··· Data supplied ···

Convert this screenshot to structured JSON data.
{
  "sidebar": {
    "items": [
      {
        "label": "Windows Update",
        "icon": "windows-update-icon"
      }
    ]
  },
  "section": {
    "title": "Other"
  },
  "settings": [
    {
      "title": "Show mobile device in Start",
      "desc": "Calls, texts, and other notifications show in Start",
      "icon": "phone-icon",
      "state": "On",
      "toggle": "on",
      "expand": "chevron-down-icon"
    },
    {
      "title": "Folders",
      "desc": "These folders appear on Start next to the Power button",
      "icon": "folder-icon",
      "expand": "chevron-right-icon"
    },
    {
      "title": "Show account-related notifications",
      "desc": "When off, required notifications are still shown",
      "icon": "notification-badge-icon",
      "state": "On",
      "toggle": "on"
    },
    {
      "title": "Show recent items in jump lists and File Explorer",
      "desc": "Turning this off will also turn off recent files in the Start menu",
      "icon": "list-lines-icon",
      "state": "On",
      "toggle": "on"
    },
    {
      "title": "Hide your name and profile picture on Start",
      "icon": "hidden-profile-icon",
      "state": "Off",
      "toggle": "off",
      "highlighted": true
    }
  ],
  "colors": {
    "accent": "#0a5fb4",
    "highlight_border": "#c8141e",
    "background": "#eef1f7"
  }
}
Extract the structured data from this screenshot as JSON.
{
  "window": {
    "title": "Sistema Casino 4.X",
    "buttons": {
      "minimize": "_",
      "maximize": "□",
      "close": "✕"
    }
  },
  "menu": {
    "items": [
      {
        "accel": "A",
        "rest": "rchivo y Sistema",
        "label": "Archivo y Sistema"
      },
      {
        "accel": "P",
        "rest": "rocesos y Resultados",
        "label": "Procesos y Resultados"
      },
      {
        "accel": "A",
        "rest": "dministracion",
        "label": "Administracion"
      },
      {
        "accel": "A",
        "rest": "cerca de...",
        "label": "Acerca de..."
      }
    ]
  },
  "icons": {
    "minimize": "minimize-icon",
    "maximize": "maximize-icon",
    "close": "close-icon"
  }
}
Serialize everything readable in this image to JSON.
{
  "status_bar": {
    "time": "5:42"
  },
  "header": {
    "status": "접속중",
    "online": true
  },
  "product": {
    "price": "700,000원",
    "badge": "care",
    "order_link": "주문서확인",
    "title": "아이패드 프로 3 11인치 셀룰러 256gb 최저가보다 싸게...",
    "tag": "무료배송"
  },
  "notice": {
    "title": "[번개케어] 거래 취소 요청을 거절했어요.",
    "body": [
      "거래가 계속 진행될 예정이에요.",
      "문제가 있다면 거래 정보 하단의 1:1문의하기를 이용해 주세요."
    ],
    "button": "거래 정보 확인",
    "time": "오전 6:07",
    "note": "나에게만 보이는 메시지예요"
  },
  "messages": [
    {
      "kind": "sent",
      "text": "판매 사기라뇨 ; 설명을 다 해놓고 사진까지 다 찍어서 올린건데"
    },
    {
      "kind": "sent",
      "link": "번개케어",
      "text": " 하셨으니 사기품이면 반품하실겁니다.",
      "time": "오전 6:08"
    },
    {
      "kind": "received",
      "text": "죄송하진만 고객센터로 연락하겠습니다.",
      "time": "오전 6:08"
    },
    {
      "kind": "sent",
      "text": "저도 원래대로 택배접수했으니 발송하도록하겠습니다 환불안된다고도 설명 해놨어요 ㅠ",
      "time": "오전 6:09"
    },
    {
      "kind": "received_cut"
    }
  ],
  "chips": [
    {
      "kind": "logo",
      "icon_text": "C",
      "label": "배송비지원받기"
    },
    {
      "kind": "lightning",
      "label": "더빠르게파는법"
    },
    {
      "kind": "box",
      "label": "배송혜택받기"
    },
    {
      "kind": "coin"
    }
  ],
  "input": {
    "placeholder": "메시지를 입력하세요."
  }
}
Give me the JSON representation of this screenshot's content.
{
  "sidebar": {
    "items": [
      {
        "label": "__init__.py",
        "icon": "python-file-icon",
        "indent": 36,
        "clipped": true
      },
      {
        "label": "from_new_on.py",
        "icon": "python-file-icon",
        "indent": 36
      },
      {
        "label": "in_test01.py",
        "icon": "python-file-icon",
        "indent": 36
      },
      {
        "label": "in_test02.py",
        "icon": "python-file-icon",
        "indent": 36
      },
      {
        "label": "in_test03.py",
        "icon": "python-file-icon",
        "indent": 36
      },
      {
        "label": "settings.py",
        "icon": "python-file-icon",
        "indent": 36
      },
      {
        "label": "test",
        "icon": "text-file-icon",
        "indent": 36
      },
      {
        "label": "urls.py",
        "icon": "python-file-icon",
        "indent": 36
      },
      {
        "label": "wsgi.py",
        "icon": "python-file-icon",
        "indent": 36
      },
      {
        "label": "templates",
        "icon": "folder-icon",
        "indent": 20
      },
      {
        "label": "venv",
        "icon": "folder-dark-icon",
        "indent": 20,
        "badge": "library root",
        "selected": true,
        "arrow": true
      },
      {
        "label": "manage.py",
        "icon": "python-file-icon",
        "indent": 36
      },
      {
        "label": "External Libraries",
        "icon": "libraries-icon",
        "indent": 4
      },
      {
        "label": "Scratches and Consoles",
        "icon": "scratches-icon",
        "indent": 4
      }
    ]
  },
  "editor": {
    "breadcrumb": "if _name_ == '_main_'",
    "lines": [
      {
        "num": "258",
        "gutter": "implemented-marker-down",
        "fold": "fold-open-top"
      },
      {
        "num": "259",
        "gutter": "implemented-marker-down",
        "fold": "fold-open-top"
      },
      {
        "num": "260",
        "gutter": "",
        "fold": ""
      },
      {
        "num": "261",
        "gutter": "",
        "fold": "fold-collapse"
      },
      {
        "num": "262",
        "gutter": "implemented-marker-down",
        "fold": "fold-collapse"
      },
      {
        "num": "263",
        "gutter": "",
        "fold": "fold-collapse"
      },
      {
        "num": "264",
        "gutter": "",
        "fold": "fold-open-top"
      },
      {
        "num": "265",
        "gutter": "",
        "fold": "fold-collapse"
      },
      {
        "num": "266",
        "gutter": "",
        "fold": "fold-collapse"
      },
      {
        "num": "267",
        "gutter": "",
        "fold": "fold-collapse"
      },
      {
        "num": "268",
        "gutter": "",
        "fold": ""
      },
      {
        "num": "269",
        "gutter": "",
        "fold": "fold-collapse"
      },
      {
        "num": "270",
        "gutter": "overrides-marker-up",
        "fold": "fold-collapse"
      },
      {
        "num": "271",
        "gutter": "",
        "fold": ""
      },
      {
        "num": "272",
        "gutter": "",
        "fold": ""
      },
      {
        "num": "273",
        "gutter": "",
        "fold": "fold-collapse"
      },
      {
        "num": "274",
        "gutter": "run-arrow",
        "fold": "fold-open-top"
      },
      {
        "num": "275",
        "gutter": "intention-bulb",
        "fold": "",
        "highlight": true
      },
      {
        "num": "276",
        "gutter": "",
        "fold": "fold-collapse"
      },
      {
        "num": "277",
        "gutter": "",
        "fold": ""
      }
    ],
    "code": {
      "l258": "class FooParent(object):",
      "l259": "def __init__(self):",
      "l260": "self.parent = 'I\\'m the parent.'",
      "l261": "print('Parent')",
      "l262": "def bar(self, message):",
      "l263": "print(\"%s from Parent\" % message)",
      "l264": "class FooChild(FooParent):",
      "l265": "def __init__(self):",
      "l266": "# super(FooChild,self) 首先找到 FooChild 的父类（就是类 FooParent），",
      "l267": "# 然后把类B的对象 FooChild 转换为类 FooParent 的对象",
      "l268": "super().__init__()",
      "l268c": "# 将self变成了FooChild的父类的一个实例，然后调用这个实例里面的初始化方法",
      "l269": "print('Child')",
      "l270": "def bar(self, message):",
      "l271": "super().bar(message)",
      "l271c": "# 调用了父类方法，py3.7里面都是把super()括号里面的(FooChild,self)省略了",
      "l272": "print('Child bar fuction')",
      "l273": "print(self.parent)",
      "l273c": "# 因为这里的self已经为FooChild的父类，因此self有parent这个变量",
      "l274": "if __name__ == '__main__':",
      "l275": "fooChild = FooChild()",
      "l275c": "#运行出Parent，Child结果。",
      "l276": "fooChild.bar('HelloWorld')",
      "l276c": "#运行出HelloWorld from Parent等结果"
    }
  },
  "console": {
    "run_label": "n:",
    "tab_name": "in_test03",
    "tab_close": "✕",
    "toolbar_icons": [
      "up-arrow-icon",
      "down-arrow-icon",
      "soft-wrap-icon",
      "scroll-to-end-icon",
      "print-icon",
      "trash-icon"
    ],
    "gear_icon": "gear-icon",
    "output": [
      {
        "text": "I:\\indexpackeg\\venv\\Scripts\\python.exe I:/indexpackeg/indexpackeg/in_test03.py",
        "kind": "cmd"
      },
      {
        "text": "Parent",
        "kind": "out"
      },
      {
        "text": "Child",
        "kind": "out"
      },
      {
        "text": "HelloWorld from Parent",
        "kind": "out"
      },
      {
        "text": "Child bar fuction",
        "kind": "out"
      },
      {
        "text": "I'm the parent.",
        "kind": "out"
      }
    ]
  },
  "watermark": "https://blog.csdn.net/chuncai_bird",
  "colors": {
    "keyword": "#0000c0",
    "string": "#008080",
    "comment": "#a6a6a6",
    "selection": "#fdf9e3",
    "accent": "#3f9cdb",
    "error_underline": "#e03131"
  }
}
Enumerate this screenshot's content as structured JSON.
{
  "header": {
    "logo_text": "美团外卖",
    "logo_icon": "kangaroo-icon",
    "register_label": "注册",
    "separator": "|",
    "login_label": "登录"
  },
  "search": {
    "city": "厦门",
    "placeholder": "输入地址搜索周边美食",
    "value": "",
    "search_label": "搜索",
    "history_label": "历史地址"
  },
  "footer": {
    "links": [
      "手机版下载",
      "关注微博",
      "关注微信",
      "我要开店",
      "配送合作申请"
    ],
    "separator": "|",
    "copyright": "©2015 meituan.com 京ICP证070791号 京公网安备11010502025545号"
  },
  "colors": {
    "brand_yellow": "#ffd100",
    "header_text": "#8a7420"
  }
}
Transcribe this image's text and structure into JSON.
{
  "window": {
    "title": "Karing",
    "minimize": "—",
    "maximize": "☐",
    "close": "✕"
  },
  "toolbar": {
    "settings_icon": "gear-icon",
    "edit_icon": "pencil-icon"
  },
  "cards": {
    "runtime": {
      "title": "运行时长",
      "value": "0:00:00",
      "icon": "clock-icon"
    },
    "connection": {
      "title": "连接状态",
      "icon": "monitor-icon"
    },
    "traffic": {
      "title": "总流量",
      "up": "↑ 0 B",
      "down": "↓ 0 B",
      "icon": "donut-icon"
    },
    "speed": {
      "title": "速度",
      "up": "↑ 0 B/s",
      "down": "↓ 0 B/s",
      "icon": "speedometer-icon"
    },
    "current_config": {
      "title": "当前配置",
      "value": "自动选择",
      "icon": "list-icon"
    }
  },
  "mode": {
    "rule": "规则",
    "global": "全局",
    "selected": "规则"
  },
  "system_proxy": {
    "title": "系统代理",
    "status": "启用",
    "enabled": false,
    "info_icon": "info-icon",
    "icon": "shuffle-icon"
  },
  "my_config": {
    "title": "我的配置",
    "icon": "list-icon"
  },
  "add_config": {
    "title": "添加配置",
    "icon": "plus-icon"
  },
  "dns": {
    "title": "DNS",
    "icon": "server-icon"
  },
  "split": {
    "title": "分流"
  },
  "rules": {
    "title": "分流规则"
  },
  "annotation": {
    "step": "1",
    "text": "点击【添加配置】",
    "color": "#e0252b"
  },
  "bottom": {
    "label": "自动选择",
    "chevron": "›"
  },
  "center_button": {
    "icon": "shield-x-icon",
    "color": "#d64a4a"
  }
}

···

Objective -
Within the material above, find the lines that contain the word "content"; copy them.

Response -
Give me the JSON representation of this screenshot's content.
Enumerate this screenshot's content as structured JSON.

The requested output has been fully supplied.